• [DATA PROVIDED]:

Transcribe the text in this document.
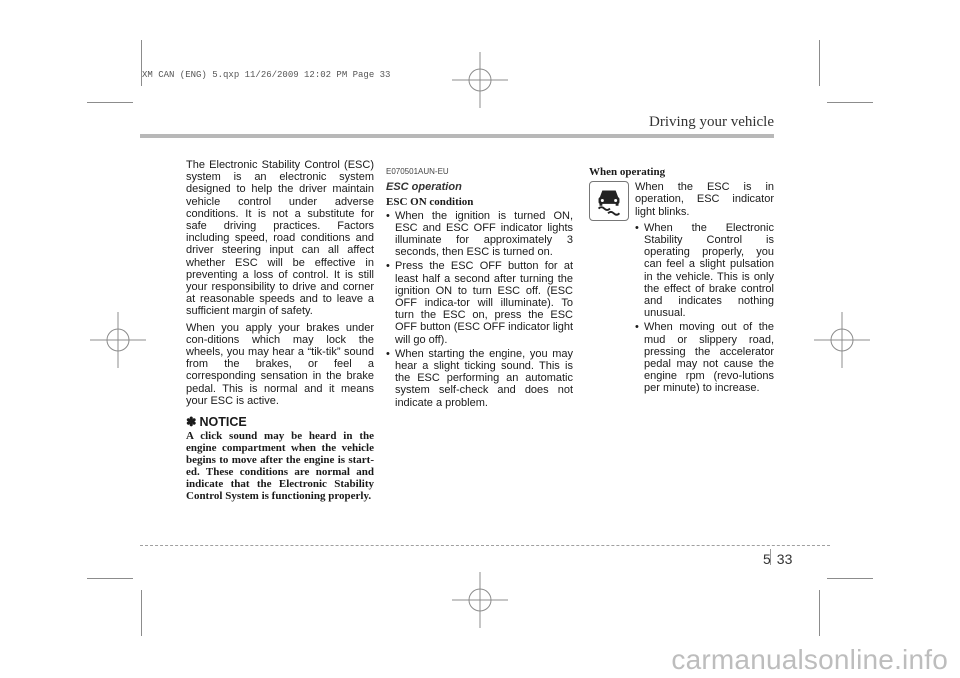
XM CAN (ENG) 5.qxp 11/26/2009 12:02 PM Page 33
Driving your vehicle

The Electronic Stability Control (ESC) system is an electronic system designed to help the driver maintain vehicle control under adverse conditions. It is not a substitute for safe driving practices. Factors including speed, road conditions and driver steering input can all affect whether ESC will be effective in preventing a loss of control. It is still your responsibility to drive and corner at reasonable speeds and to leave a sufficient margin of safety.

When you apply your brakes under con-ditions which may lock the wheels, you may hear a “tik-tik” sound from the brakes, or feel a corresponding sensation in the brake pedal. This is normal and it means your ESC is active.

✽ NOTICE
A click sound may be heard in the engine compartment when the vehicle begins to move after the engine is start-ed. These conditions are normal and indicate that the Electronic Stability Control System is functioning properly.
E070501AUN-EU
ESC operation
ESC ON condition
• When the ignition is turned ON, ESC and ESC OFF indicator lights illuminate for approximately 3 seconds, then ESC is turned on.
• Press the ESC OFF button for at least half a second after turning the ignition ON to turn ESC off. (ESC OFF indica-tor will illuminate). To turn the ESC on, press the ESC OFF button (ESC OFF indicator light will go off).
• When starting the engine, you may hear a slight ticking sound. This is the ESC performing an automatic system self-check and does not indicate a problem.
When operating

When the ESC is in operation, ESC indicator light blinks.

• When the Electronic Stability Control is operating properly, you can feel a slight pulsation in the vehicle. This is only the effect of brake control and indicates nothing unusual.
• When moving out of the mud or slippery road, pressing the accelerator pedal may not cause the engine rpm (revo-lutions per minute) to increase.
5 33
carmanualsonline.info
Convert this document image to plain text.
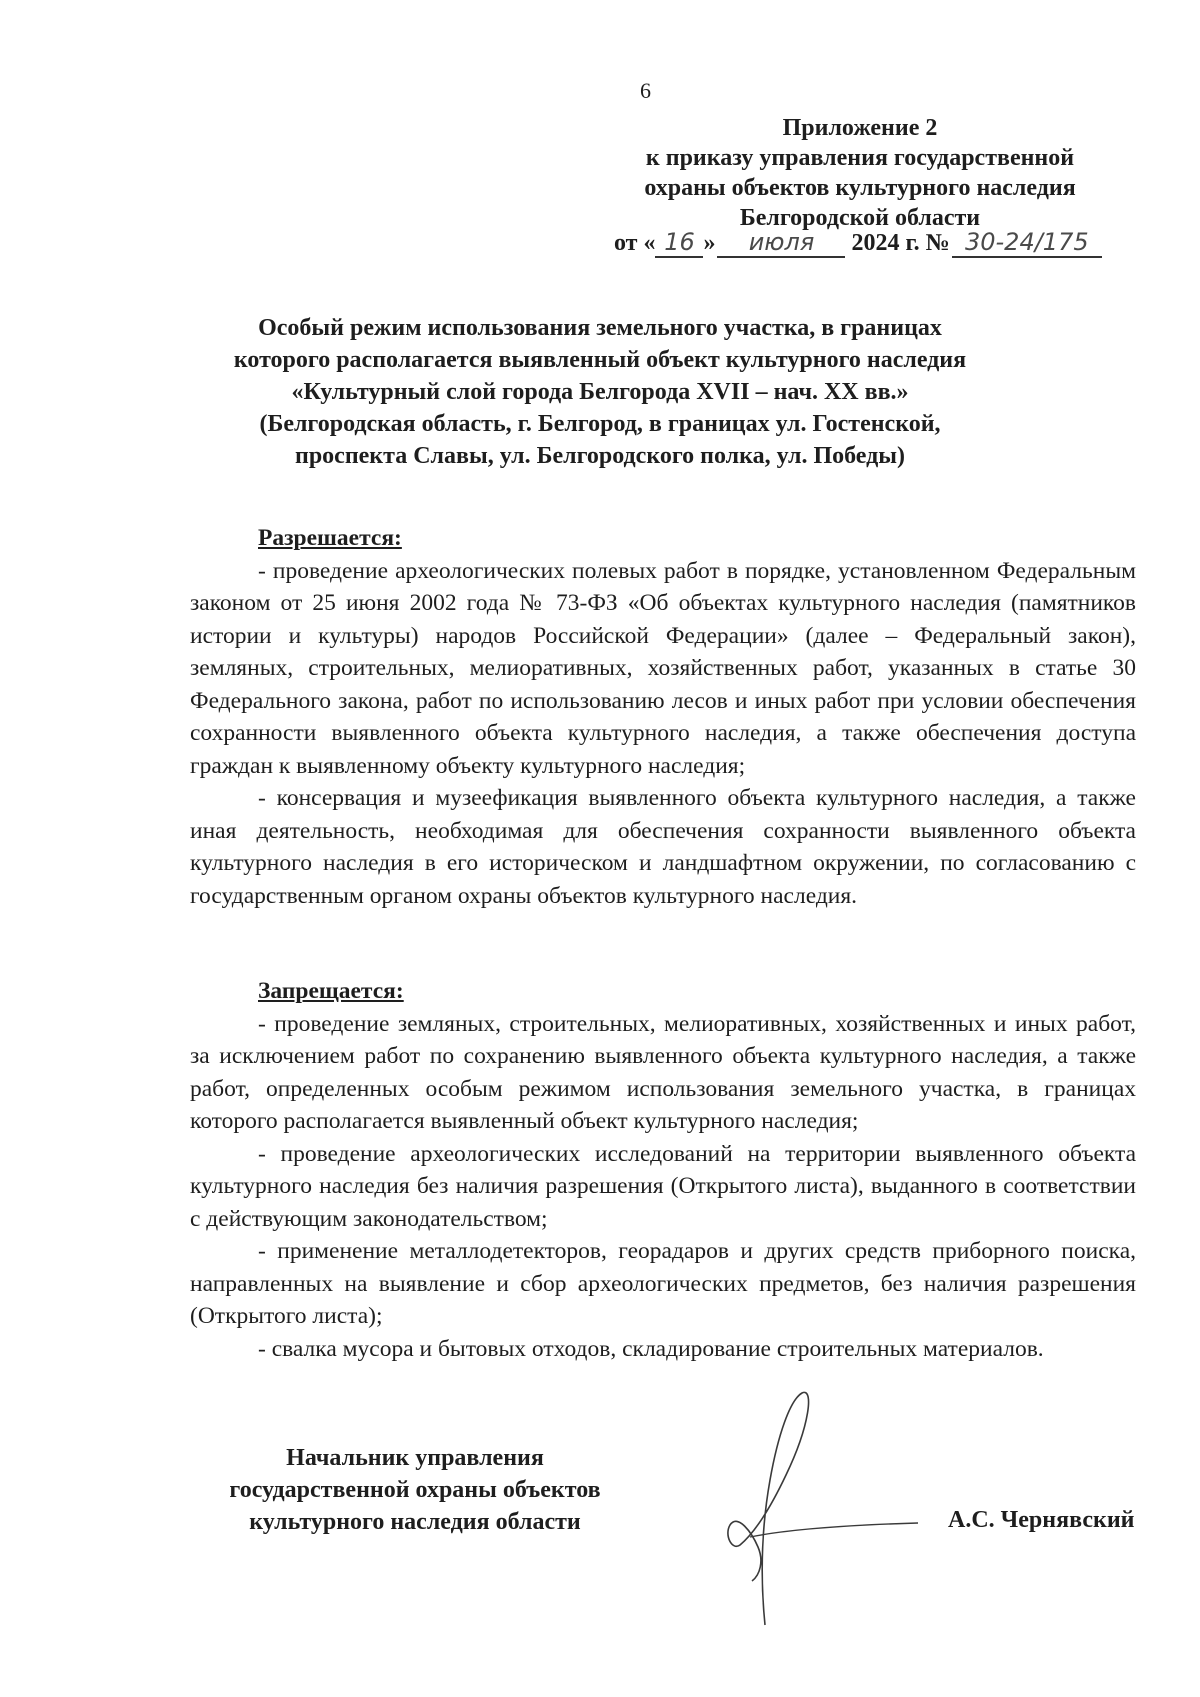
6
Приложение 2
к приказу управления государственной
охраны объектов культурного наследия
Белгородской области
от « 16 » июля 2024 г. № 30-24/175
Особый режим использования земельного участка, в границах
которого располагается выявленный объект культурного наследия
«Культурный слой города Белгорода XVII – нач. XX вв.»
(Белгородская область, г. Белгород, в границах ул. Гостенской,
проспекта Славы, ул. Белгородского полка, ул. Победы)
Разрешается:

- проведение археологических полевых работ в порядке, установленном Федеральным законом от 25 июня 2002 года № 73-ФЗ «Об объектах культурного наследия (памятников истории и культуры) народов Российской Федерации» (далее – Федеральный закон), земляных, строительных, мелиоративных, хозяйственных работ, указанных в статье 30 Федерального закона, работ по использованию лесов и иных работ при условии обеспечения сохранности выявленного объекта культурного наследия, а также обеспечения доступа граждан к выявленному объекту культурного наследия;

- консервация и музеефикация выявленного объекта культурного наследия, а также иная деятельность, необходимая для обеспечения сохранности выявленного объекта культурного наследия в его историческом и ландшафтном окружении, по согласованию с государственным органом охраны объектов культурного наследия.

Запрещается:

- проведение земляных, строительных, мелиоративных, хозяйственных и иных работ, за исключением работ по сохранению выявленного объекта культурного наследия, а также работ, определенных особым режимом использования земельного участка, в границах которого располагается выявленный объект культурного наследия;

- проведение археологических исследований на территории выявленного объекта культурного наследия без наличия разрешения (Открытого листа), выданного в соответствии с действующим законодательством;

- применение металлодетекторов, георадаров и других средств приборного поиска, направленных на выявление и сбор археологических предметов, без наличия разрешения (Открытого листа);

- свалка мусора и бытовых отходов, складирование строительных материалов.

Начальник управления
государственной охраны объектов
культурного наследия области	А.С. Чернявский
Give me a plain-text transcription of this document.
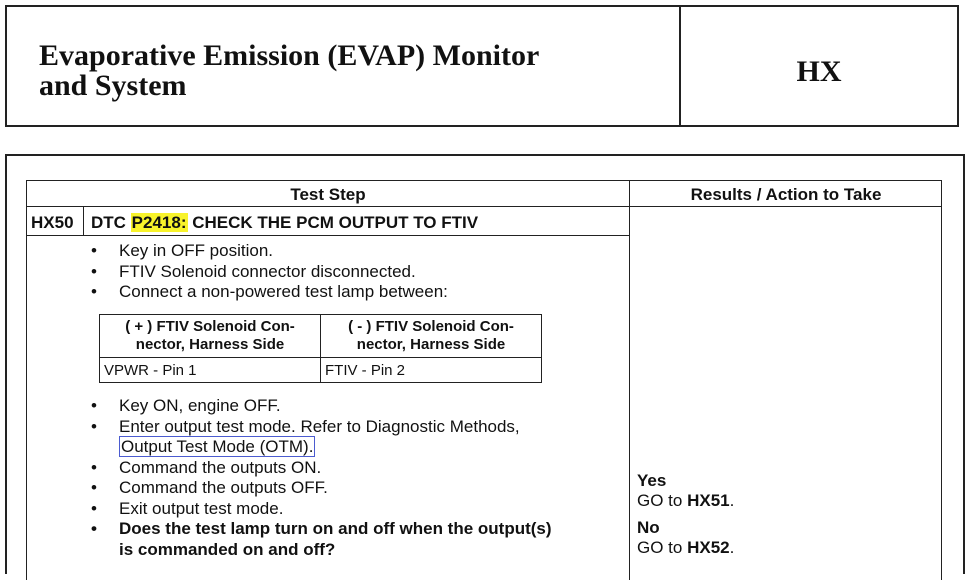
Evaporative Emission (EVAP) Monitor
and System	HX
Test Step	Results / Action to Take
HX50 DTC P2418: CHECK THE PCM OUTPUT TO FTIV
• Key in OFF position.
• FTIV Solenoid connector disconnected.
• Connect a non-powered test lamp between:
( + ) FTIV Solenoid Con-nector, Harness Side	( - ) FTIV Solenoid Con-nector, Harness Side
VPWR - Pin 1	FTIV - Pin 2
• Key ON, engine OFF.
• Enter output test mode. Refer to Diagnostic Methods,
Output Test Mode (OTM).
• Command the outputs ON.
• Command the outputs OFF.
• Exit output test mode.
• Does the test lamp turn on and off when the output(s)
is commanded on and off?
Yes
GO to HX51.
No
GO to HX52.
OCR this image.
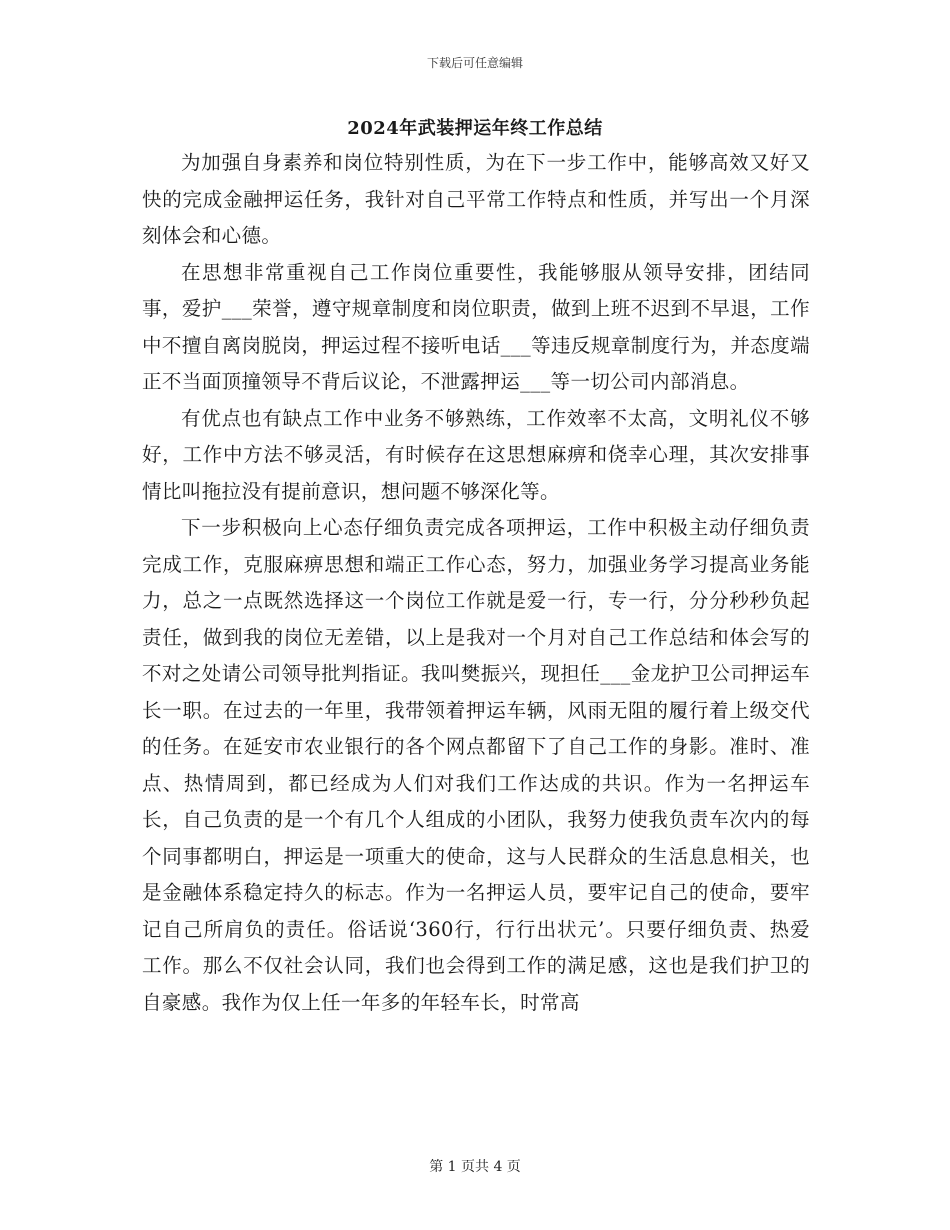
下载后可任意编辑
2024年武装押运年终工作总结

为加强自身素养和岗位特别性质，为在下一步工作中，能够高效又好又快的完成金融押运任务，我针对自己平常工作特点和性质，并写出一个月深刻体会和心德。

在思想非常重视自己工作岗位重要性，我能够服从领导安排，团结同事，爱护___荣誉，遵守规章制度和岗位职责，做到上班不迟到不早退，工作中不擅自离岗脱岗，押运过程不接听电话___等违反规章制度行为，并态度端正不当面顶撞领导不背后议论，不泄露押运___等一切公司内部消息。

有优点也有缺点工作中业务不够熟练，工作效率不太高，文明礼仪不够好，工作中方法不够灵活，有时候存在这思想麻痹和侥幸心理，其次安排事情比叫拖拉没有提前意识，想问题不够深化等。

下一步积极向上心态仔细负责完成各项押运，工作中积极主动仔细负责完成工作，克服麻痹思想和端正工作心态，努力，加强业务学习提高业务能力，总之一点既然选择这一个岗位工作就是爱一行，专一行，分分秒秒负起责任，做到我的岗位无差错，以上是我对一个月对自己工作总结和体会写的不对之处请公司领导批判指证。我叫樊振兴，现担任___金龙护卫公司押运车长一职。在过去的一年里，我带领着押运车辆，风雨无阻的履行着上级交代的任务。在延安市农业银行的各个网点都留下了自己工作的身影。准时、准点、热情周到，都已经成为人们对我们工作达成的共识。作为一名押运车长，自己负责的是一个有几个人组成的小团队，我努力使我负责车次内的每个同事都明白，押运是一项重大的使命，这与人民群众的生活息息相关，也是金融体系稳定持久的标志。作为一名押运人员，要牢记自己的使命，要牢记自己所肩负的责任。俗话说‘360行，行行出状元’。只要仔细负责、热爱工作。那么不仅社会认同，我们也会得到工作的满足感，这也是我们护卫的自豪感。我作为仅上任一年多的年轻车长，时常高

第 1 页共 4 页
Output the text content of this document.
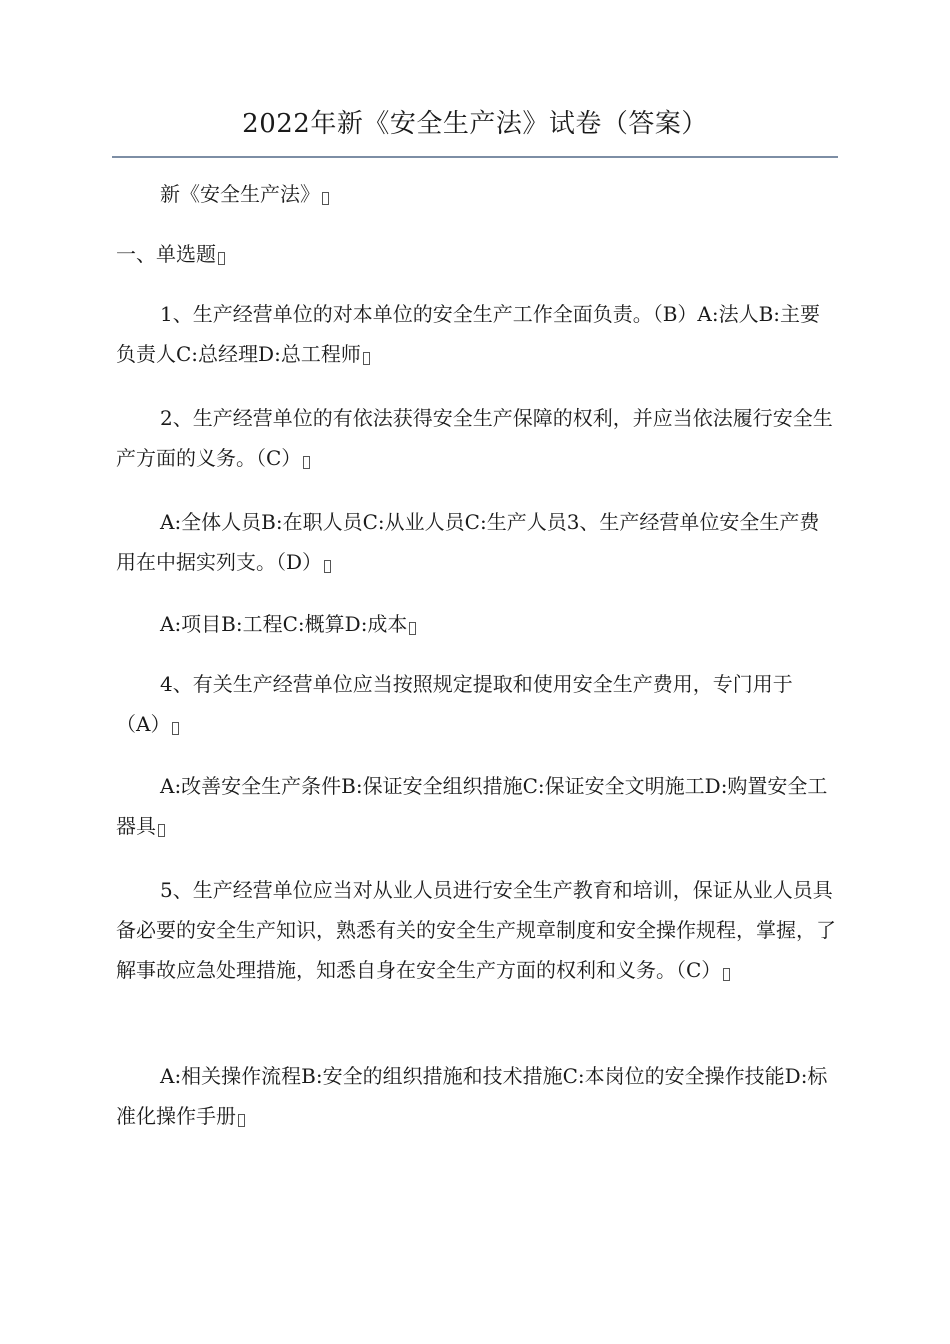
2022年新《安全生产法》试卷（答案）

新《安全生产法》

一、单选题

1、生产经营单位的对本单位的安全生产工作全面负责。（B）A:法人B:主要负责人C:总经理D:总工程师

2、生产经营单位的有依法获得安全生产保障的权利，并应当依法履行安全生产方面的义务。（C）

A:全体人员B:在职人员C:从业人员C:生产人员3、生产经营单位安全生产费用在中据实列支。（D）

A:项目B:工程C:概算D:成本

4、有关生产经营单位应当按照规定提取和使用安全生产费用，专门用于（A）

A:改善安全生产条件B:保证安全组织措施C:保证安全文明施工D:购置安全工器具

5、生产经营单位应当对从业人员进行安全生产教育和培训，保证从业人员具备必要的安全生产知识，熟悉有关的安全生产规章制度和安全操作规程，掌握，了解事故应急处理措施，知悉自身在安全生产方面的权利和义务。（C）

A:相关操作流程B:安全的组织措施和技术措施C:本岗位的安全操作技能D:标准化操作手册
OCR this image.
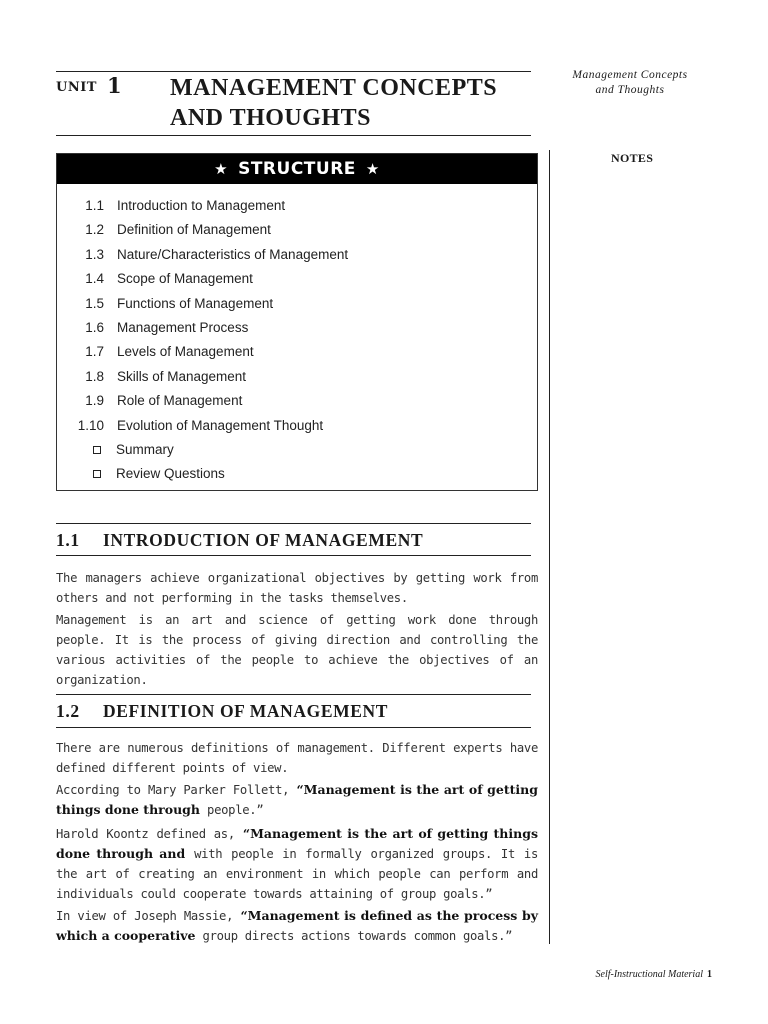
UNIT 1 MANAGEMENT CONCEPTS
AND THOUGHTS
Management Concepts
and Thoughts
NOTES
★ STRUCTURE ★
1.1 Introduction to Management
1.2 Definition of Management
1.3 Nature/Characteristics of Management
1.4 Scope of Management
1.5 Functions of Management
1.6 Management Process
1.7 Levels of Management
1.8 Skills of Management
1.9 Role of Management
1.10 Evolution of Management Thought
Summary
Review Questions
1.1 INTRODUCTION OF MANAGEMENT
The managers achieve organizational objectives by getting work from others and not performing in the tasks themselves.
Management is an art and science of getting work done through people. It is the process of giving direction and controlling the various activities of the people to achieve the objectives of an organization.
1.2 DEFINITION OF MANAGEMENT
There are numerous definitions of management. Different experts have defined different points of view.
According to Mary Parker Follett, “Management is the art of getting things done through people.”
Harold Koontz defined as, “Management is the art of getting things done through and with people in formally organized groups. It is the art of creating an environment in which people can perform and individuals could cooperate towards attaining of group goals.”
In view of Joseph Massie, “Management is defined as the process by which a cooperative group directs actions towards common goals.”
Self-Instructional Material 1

• [GOAL OF THE EXERCISE]: Only lines with the word "листа" should be collected from the material.

• [COMPLETED EXERCISE]:
- проведение археологических исследований на территории выявленного объекта культурного наследия без наличия разрешения (Открытого листа), выданного в соответствии с действующим законодательством;
- применение металлодетекторов, георадаров и других средств приборного поиска, направленных на выявление и сбор археологических предметов, без наличия разрешения (Открытого листа);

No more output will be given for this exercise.